* **Task details**: Give the number of lines that contain the string "Подключить", please, and nothing else.

Collection entries:
————
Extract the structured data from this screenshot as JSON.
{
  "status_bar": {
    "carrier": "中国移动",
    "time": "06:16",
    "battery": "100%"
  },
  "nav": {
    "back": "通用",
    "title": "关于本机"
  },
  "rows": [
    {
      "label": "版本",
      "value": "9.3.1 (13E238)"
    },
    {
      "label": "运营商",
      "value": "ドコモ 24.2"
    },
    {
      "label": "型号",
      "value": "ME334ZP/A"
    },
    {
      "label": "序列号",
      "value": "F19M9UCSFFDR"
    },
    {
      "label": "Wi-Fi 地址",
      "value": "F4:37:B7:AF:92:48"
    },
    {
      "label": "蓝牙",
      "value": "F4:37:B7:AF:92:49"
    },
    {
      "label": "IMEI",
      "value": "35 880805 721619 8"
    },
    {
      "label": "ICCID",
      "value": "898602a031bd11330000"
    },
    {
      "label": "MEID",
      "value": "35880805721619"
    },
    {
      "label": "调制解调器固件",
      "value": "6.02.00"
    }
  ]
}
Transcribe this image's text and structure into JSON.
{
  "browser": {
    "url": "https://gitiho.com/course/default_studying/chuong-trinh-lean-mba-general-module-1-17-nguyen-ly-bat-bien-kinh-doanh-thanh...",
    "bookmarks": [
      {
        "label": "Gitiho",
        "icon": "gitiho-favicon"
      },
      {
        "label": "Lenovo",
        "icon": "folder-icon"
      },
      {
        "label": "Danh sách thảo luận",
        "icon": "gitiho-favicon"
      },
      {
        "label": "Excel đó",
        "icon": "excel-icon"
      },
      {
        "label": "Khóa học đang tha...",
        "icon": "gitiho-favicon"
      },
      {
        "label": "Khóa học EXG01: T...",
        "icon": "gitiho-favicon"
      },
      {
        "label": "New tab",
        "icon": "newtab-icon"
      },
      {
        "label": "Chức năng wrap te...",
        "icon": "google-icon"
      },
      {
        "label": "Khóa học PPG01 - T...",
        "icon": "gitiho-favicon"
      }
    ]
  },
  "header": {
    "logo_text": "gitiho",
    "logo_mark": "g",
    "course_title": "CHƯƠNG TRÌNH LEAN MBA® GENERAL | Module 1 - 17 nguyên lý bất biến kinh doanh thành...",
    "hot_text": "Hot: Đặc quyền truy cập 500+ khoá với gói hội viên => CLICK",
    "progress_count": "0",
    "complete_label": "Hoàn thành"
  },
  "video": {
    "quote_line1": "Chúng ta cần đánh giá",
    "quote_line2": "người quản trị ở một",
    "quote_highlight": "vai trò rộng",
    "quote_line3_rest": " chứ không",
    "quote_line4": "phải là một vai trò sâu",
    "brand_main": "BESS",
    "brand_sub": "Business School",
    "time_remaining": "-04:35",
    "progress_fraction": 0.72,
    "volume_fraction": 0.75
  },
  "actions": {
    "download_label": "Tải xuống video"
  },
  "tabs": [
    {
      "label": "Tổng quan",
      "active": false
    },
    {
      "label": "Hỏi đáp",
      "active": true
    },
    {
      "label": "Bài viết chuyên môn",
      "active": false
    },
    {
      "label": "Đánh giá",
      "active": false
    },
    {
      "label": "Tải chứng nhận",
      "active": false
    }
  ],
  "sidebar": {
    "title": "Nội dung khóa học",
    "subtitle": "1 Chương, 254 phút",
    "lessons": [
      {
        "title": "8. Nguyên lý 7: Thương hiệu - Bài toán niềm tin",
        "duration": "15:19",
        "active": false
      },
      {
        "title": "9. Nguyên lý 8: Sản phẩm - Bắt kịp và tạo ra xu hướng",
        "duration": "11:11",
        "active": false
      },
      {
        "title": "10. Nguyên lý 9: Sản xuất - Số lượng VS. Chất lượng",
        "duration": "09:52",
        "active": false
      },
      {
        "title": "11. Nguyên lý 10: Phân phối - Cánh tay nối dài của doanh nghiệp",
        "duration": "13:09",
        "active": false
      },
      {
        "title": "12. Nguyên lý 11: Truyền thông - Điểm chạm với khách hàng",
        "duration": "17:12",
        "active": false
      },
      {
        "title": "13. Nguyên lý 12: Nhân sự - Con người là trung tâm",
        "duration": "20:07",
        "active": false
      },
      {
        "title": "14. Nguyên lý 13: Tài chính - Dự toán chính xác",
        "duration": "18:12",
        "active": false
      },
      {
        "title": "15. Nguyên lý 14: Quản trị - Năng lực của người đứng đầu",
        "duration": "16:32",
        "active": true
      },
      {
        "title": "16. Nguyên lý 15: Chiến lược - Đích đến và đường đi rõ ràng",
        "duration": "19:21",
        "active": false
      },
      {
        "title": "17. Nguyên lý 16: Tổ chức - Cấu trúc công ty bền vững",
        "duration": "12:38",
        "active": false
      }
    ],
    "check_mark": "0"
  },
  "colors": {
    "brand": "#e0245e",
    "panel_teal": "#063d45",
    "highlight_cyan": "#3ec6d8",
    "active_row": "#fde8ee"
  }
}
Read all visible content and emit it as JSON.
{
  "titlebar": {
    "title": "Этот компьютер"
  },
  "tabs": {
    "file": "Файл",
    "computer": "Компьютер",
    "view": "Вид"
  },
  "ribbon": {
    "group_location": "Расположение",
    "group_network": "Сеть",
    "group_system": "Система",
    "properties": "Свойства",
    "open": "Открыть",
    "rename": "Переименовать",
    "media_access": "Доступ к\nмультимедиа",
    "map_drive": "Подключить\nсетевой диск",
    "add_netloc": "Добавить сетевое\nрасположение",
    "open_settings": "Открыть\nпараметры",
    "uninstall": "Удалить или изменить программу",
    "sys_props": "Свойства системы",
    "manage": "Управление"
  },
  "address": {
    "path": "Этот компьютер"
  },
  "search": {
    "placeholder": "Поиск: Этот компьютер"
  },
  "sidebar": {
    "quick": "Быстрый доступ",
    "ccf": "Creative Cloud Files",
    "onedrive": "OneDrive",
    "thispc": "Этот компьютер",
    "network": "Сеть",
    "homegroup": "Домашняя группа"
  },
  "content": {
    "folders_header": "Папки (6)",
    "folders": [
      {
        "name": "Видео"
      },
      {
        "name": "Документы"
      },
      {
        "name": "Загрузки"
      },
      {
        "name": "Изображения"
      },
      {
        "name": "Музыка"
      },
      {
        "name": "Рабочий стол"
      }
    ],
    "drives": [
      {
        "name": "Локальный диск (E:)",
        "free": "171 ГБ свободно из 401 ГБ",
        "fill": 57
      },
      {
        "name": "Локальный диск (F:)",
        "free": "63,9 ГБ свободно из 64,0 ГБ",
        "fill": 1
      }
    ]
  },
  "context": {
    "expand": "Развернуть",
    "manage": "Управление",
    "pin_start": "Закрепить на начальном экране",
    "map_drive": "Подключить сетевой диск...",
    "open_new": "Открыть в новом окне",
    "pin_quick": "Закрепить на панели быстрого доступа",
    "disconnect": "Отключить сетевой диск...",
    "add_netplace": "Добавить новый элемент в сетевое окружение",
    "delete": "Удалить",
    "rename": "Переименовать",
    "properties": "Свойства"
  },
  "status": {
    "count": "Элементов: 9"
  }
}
————
* **Result of the task**: 2